> _AIM OF THE EXERCISE_
Copy every record exactly, and keep the pictures out.

> _RECORDS SUPPLIED_
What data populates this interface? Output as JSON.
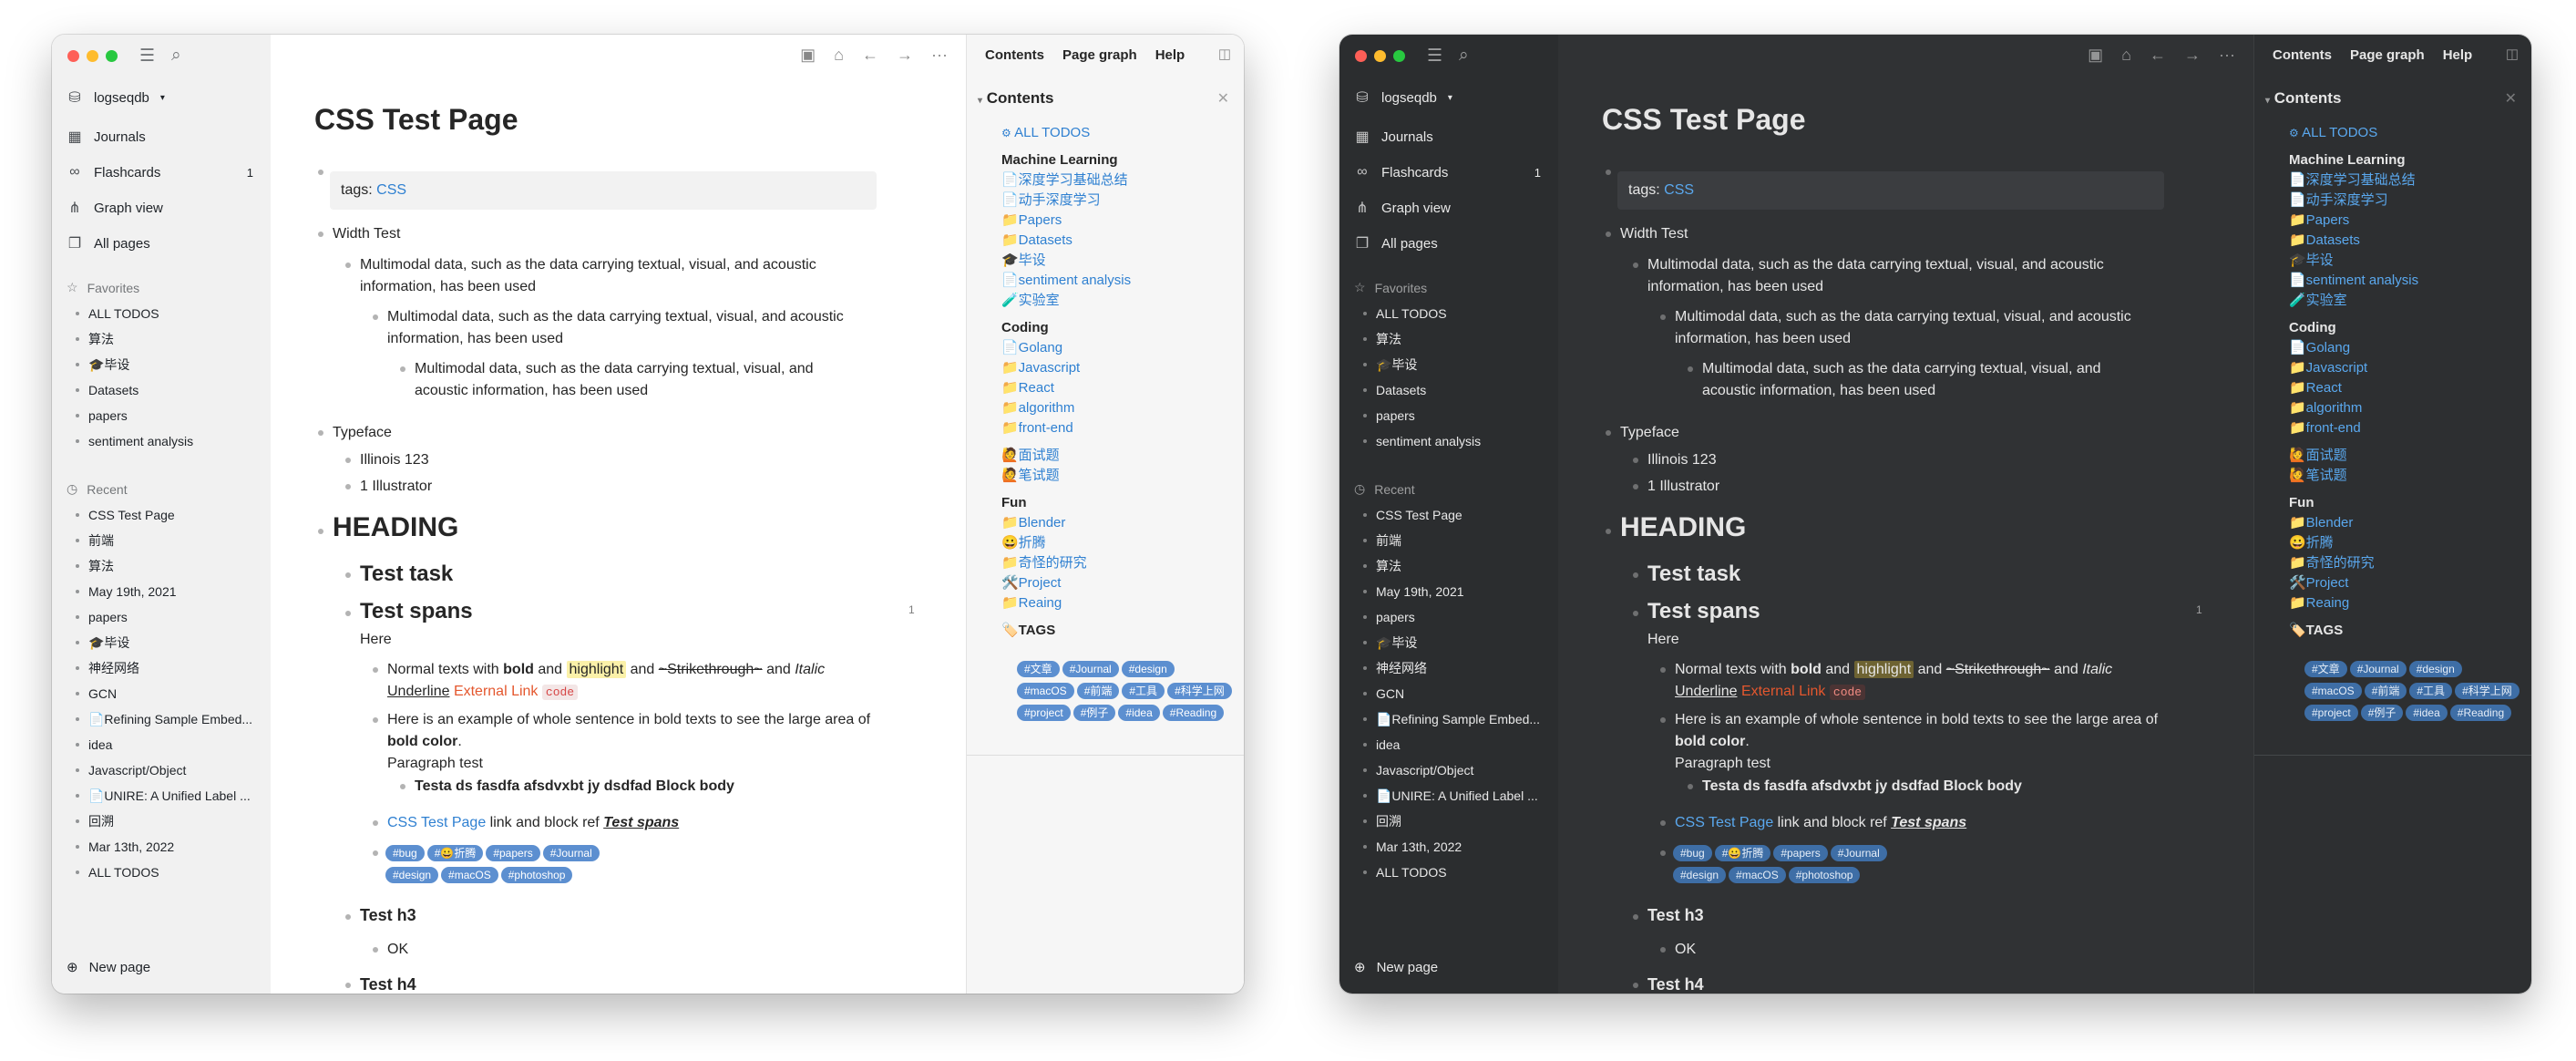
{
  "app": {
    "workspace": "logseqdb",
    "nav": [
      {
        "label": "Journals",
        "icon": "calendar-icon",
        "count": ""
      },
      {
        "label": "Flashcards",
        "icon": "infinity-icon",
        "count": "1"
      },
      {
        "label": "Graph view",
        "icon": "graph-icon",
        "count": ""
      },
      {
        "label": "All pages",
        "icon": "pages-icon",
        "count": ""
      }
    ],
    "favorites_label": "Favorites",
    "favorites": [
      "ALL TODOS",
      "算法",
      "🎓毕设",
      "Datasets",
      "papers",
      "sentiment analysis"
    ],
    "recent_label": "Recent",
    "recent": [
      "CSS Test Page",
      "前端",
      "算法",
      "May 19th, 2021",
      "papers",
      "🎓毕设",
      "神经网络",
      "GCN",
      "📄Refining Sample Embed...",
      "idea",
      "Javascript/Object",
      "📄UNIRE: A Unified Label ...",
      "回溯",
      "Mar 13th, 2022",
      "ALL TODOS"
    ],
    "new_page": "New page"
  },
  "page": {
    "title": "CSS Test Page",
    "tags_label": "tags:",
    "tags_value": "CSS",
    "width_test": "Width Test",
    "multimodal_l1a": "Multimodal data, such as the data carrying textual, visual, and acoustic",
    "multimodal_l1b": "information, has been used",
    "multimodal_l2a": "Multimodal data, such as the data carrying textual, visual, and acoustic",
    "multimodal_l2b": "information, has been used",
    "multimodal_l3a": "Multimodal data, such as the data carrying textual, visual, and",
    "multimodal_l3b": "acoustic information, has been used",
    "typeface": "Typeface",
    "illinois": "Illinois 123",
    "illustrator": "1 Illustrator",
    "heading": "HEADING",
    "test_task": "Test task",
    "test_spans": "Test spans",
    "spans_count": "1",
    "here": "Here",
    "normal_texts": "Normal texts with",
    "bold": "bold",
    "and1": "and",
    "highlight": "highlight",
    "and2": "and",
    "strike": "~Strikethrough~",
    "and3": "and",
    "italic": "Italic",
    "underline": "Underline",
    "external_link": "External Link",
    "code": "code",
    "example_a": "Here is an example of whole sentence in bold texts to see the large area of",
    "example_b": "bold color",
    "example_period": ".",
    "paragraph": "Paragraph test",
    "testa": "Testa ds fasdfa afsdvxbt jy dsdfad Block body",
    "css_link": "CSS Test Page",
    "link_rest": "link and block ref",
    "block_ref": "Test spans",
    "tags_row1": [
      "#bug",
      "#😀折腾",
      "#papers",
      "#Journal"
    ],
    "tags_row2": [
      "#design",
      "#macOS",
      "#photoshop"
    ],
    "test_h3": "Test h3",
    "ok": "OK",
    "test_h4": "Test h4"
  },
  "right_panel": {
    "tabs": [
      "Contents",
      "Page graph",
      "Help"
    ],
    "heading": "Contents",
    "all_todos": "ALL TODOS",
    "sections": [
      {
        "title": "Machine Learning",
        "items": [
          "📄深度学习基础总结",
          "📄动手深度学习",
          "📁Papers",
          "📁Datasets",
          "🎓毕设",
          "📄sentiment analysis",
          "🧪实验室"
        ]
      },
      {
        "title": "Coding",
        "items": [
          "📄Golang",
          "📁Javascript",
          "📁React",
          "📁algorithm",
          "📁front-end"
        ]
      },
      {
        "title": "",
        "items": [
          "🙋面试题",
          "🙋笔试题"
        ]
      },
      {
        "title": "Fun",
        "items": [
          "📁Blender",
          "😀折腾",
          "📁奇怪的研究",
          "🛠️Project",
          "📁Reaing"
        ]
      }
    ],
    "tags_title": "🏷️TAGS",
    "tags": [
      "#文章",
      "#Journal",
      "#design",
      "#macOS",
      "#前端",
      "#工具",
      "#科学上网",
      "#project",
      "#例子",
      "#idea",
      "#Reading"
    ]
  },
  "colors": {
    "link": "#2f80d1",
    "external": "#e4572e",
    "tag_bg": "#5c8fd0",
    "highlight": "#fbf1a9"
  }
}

> _REPLY_
What data populates this interface? Output as JSON.
{
  "app": {
    "workspace": "logseqdb",
    "nav": [
      {
        "label": "Journals",
        "icon": "calendar-icon",
        "count": ""
      },
      {
        "label": "Flashcards",
        "icon": "infinity-icon",
        "count": "1"
      },
      {
        "label": "Graph view",
        "icon": "graph-icon",
        "count": ""
      },
      {
        "label": "All pages",
        "icon": "pages-icon",
        "count": ""
      }
    ],
    "favorites_label": "Favorites",
    "favorites": [
      "ALL TODOS",
      "算法",
      "🎓毕设",
      "Datasets",
      "papers",
      "sentiment analysis"
    ],
    "recent_label": "Recent",
    "recent": [
      "CSS Test Page",
      "前端",
      "算法",
      "May 19th, 2021",
      "papers",
      "🎓毕设",
      "神经网络",
      "GCN",
      "📄Refining Sample Embed...",
      "idea",
      "Javascript/Object",
      "📄UNIRE: A Unified Label ...",
      "回溯",
      "Mar 13th, 2022",
      "ALL TODOS"
    ],
    "new_page": "New page"
  },
  "page": {
    "title": "CSS Test Page",
    "tags_label": "tags:",
    "tags_value": "CSS",
    "width_test": "Width Test",
    "multimodal_l1a": "Multimodal data, such as the data carrying textual, visual, and acoustic",
    "multimodal_l1b": "information, has been used",
    "multimodal_l2a": "Multimodal data, such as the data carrying textual, visual, and acoustic",
    "multimodal_l2b": "information, has been used",
    "multimodal_l3a": "Multimodal data, such as the data carrying textual, visual, and",
    "multimodal_l3b": "acoustic information, has been used",
    "typeface": "Typeface",
    "illinois": "Illinois 123",
    "illustrator": "1 Illustrator",
    "heading": "HEADING",
    "test_task": "Test task",
    "test_spans": "Test spans",
    "spans_count": "1",
    "here": "Here",
    "normal_texts": "Normal texts with",
    "bold": "bold",
    "and1": "and",
    "highlight": "highlight",
    "and2": "and",
    "strike": "~Strikethrough~",
    "and3": "and",
    "italic": "Italic",
    "underline": "Underline",
    "external_link": "External Link",
    "code": "code",
    "example_a": "Here is an example of whole sentence in bold texts to see the large area of",
    "example_b": "bold color",
    "example_period": ".",
    "paragraph": "Paragraph test",
    "testa": "Testa ds fasdfa afsdvxbt jy dsdfad Block body",
    "css_link": "CSS Test Page",
    "link_rest": "link and block ref",
    "block_ref": "Test spans",
    "tags_row1": [
      "#bug",
      "#😀折腾",
      "#papers",
      "#Journal"
    ],
    "tags_row2": [
      "#design",
      "#macOS",
      "#photoshop"
    ],
    "test_h3": "Test h3",
    "ok": "OK",
    "test_h4": "Test h4"
  },
  "right_panel": {
    "tabs": [
      "Contents",
      "Page graph",
      "Help"
    ],
    "heading": "Contents",
    "all_todos": "ALL TODOS",
    "sections": [
      {
        "title": "Machine Learning",
        "items": [
          "📄深度学习基础总结",
          "📄动手深度学习",
          "📁Papers",
          "📁Datasets",
          "🎓毕设",
          "📄sentiment analysis",
          "🧪实验室"
        ]
      },
      {
        "title": "Coding",
        "items": [
          "📄Golang",
          "📁Javascript",
          "📁React",
          "📁algorithm",
          "📁front-end"
        ]
      },
      {
        "title": "",
        "items": [
          "🙋面试题",
          "🙋笔试题"
        ]
      },
      {
        "title": "Fun",
        "items": [
          "📁Blender",
          "😀折腾",
          "📁奇怪的研究",
          "🛠️Project",
          "📁Reaing"
        ]
      }
    ],
    "tags_title": "🏷️TAGS",
    "tags": [
      "#文章",
      "#Journal",
      "#design",
      "#macOS",
      "#前端",
      "#工具",
      "#科学上网",
      "#project",
      "#例子",
      "#idea",
      "#Reading"
    ]
  },
  "colors": {
    "link": "#2f80d1",
    "external": "#e4572e",
    "tag_bg": "#5c8fd0",
    "highlight": "#fbf1a9"
  }
}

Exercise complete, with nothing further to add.